> GIVEN ENTRIES
·····

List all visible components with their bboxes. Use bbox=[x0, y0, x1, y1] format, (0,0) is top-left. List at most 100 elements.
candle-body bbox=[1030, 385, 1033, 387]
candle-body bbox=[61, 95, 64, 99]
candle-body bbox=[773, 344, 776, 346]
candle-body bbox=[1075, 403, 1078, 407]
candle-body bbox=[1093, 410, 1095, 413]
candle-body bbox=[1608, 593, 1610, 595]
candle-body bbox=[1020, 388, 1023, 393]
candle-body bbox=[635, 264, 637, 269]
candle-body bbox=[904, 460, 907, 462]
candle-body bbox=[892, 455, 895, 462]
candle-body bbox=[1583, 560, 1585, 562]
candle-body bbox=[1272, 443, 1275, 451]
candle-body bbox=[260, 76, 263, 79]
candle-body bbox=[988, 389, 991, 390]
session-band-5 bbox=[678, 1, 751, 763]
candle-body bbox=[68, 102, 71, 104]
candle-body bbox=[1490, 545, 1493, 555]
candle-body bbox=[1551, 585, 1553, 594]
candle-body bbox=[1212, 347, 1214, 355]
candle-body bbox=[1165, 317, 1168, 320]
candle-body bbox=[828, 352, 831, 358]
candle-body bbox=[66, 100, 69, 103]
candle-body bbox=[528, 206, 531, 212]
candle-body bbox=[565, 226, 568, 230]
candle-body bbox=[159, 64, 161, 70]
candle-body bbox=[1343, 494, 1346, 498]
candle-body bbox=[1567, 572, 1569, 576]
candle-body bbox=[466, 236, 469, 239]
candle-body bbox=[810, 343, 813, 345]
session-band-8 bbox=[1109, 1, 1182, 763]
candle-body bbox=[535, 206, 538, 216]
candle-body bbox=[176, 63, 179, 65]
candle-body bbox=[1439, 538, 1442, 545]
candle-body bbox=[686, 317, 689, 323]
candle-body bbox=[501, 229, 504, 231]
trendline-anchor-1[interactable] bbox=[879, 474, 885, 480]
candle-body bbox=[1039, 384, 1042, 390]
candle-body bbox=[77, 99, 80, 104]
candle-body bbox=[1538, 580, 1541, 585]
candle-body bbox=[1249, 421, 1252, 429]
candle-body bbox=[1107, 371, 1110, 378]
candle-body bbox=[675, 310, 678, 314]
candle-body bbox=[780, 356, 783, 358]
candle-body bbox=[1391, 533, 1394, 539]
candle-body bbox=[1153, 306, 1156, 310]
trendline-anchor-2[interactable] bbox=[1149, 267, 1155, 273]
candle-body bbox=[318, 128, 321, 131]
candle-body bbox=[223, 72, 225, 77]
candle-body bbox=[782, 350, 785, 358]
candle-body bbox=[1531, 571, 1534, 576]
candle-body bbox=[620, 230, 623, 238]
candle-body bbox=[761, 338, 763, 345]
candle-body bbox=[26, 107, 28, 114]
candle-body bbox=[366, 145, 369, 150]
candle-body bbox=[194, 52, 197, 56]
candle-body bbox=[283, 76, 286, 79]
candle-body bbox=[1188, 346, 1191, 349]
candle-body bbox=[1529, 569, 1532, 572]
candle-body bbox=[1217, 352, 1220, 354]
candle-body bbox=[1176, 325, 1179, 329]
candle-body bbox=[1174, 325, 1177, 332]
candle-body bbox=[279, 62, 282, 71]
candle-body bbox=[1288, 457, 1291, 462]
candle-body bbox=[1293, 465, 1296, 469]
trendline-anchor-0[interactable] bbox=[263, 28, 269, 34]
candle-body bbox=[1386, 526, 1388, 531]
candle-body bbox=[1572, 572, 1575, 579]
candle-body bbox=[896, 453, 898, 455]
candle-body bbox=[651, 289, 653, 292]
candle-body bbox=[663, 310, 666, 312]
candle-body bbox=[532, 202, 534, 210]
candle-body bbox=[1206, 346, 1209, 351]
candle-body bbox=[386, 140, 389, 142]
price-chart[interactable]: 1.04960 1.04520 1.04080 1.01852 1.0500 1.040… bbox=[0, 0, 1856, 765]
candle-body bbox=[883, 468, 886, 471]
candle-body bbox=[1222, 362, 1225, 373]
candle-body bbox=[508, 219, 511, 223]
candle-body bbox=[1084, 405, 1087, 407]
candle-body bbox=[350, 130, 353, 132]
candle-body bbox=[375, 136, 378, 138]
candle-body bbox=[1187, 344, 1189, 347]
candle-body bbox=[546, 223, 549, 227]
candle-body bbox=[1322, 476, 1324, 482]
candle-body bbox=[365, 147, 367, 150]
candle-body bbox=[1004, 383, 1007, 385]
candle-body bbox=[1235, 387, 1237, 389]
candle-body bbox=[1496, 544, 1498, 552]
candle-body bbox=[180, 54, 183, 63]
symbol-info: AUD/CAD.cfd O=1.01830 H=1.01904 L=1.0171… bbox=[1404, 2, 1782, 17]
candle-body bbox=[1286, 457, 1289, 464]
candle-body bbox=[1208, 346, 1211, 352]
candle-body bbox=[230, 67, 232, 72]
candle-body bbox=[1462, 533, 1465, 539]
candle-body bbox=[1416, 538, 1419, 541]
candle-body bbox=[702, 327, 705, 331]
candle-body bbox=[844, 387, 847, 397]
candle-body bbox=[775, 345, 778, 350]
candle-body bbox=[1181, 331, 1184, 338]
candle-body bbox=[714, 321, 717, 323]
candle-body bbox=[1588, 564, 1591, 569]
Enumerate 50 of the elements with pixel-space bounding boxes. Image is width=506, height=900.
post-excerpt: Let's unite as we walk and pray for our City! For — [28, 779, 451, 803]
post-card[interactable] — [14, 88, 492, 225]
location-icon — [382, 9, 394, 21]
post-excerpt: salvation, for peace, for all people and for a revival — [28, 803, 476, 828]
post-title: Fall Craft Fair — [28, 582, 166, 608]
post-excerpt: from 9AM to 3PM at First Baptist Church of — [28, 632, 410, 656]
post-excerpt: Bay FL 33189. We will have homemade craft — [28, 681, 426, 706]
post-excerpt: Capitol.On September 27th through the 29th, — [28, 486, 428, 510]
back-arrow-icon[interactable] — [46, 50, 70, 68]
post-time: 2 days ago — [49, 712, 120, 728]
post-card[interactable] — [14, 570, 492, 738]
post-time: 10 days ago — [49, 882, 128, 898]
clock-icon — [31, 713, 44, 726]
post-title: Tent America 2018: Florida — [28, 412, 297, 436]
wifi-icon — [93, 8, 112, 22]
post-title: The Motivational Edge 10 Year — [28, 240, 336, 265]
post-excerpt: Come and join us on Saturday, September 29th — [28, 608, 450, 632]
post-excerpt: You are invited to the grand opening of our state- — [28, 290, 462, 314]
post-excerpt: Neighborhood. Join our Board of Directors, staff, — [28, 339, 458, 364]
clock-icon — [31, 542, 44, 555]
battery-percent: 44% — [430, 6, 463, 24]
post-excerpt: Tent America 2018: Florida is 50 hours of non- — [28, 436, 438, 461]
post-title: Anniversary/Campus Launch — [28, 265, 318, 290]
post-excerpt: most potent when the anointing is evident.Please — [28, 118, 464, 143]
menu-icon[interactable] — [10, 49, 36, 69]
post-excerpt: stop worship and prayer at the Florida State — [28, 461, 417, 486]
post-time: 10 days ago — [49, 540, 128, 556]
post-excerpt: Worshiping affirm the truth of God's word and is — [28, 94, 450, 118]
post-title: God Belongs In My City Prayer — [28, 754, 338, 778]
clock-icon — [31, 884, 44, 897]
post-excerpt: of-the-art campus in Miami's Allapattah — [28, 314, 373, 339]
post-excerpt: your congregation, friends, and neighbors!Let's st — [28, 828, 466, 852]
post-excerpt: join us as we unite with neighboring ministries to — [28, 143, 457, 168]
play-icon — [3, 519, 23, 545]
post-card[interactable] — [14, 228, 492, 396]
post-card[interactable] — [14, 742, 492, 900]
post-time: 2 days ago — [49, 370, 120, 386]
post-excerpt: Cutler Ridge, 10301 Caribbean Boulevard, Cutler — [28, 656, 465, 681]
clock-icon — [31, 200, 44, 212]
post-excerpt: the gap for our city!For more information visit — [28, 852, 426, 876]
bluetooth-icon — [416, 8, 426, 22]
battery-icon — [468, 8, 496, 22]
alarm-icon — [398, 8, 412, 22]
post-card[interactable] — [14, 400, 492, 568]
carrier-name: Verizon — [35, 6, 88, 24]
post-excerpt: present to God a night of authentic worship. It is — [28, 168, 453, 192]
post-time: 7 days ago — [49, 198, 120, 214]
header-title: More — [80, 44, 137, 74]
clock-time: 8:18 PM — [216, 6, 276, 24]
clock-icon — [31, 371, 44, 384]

·····

> THE REQUEST
Please repeat the rows above word for word, from the first row through the one containing "trendline-anchor-2[interactable] bbox=[1149, 267, 1155, 273]", including that row.

> CORRECT RESPONSE
List all visible components with their bboxes. Use bbox=[x0, y0, x1, y1] format, (0,0) is top-left. List at most 100 elements.
candle-body bbox=[1030, 385, 1033, 387]
candle-body bbox=[61, 95, 64, 99]
candle-body bbox=[773, 344, 776, 346]
candle-body bbox=[1075, 403, 1078, 407]
candle-body bbox=[1093, 410, 1095, 413]
candle-body bbox=[1608, 593, 1610, 595]
candle-body bbox=[1020, 388, 1023, 393]
candle-body bbox=[635, 264, 637, 269]
candle-body bbox=[904, 460, 907, 462]
candle-body bbox=[892, 455, 895, 462]
candle-body bbox=[1583, 560, 1585, 562]
candle-body bbox=[1272, 443, 1275, 451]
candle-body bbox=[260, 76, 263, 79]
candle-body bbox=[988, 389, 991, 390]
session-band-5 bbox=[678, 1, 751, 763]
candle-body bbox=[68, 102, 71, 104]
candle-body bbox=[1490, 545, 1493, 555]
candle-body bbox=[1551, 585, 1553, 594]
candle-body bbox=[1212, 347, 1214, 355]
candle-body bbox=[1165, 317, 1168, 320]
candle-body bbox=[828, 352, 831, 358]
candle-body bbox=[66, 100, 69, 103]
candle-body bbox=[528, 206, 531, 212]
candle-body bbox=[565, 226, 568, 230]
candle-body bbox=[159, 64, 161, 70]
candle-body bbox=[1343, 494, 1346, 498]
candle-body bbox=[1567, 572, 1569, 576]
candle-body bbox=[466, 236, 469, 239]
candle-body bbox=[810, 343, 813, 345]
session-band-8 bbox=[1109, 1, 1182, 763]
candle-body bbox=[535, 206, 538, 216]
candle-body bbox=[176, 63, 179, 65]
candle-body bbox=[1439, 538, 1442, 545]
candle-body bbox=[686, 317, 689, 323]
candle-body bbox=[501, 229, 504, 231]
trendline-anchor-1[interactable] bbox=[879, 474, 885, 480]
candle-body bbox=[1039, 384, 1042, 390]
candle-body bbox=[77, 99, 80, 104]
candle-body bbox=[1538, 580, 1541, 585]
candle-body bbox=[1249, 421, 1252, 429]
candle-body bbox=[1107, 371, 1110, 378]
candle-body bbox=[675, 310, 678, 314]
candle-body bbox=[780, 356, 783, 358]
candle-body bbox=[1391, 533, 1394, 539]
candle-body bbox=[1153, 306, 1156, 310]
trendline-anchor-2[interactable] bbox=[1149, 267, 1155, 273]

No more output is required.